STATED PROBLEM: Return the entries below in their exact form, leaving the pictures out.

MATERIAL PROVIDED:
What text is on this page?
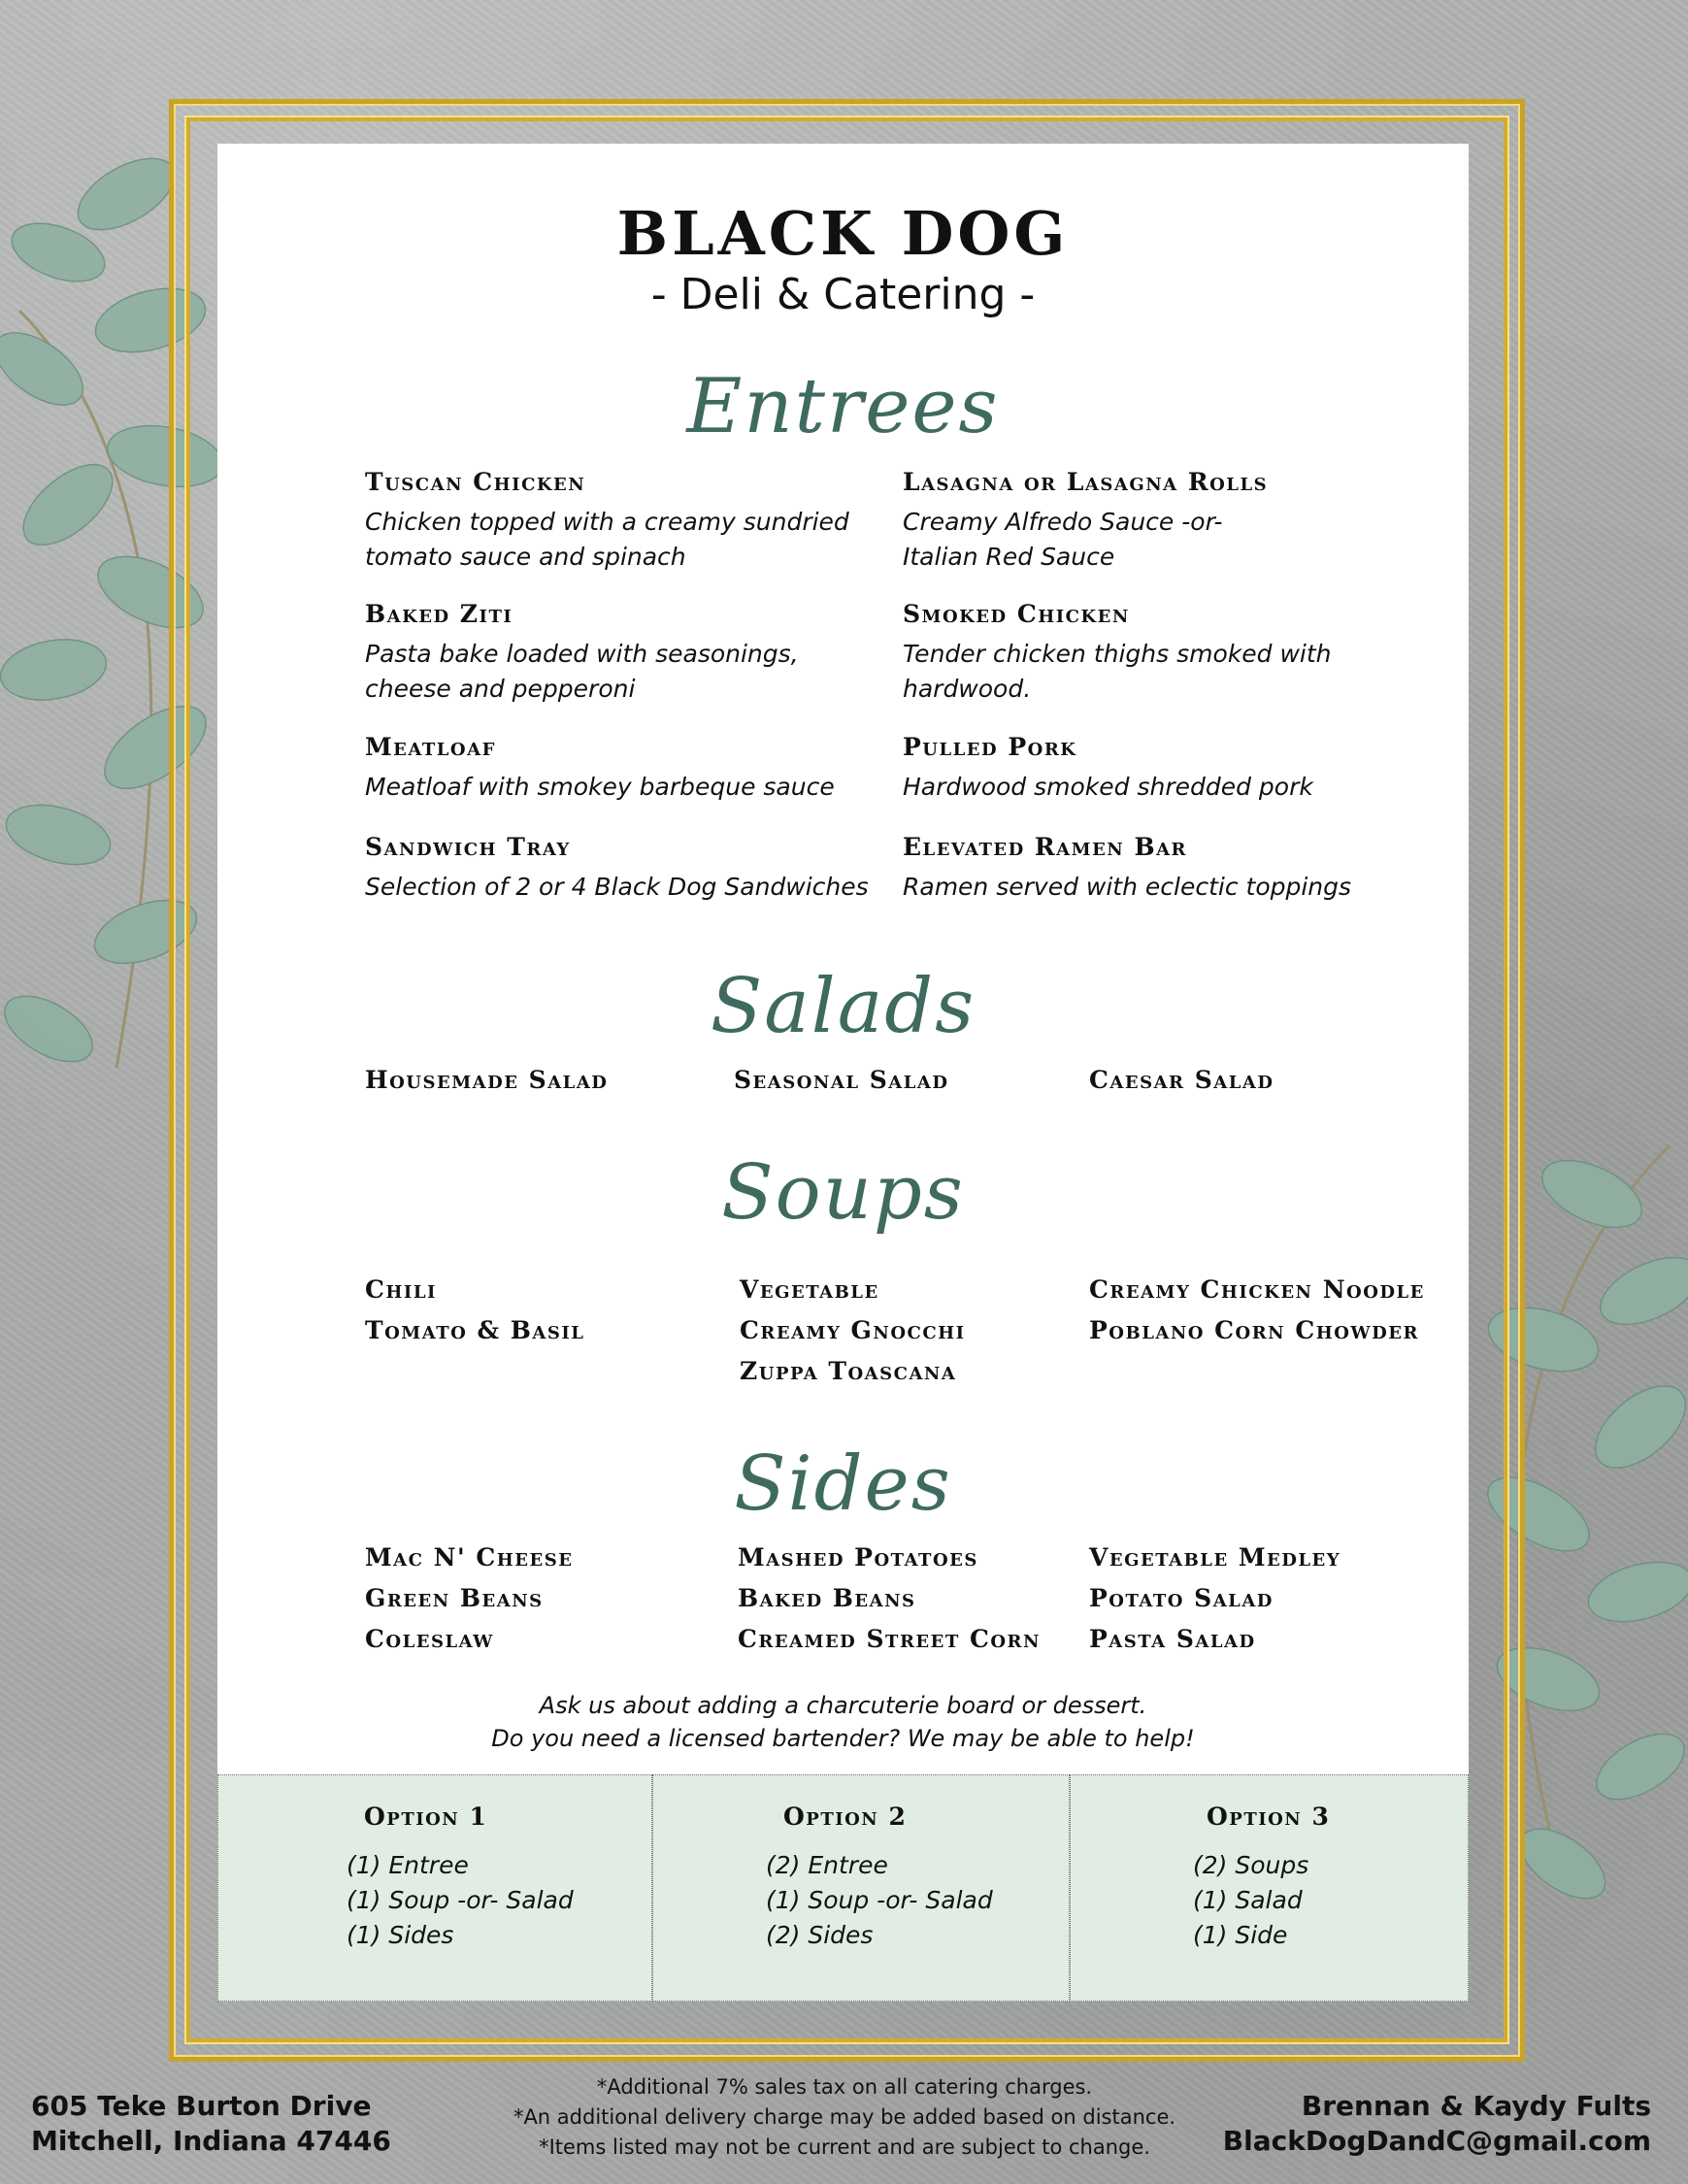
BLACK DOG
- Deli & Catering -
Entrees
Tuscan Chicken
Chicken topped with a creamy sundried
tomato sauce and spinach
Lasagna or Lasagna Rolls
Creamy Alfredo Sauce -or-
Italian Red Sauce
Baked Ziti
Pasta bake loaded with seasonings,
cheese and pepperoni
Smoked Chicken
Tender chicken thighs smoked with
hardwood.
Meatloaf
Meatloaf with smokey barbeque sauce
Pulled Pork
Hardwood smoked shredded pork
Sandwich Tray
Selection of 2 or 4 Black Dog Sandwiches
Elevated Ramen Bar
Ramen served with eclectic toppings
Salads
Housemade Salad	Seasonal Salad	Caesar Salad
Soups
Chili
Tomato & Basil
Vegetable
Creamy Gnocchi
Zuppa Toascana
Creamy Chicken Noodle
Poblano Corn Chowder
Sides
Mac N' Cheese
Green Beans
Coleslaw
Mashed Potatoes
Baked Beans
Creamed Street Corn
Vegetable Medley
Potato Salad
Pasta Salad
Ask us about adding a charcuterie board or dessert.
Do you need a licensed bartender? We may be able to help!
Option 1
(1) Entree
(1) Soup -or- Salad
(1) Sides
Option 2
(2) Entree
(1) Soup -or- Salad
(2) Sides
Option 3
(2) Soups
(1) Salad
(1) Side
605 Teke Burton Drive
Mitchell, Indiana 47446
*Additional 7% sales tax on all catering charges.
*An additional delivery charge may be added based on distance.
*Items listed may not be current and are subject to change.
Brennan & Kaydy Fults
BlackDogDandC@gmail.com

SOLUTION TO THE PROBLEM:
What text is on this page?
BLACK DOG
- Deli & Catering -
Entrees
Tuscan Chicken
Chicken topped with a creamy sundried
tomato sauce and spinach
Lasagna or Lasagna Rolls
Creamy Alfredo Sauce -or-
Italian Red Sauce
Baked Ziti
Pasta bake loaded with seasonings,
cheese and pepperoni
Smoked Chicken
Tender chicken thighs smoked with
hardwood.
Meatloaf
Meatloaf with smokey barbeque sauce
Pulled Pork
Hardwood smoked shredded pork
Sandwich Tray
Selection of 2 or 4 Black Dog Sandwiches
Elevated Ramen Bar
Ramen served with eclectic toppings
Salads
Housemade Salad	Seasonal Salad	Caesar Salad
Soups
Chili
Tomato & Basil
Vegetable
Creamy Gnocchi
Zuppa Toascana
Creamy Chicken Noodle
Poblano Corn Chowder
Sides
Mac N' Cheese
Green Beans
Coleslaw
Mashed Potatoes
Baked Beans
Creamed Street Corn
Vegetable Medley
Potato Salad
Pasta Salad
Ask us about adding a charcuterie board or dessert.
Do you need a licensed bartender? We may be able to help!
Option 1
(1) Entree
(1) Soup -or- Salad
(1) Sides
Option 2
(2) Entree
(1) Soup -or- Salad
(2) Sides
Option 3
(2) Soups
(1) Salad
(1) Side
605 Teke Burton Drive
Mitchell, Indiana 47446
*Additional 7% sales tax on all catering charges.
*An additional delivery charge may be added based on distance.
*Items listed may not be current and are subject to change.
Brennan & Kaydy Fults
BlackDogDandC@gmail.com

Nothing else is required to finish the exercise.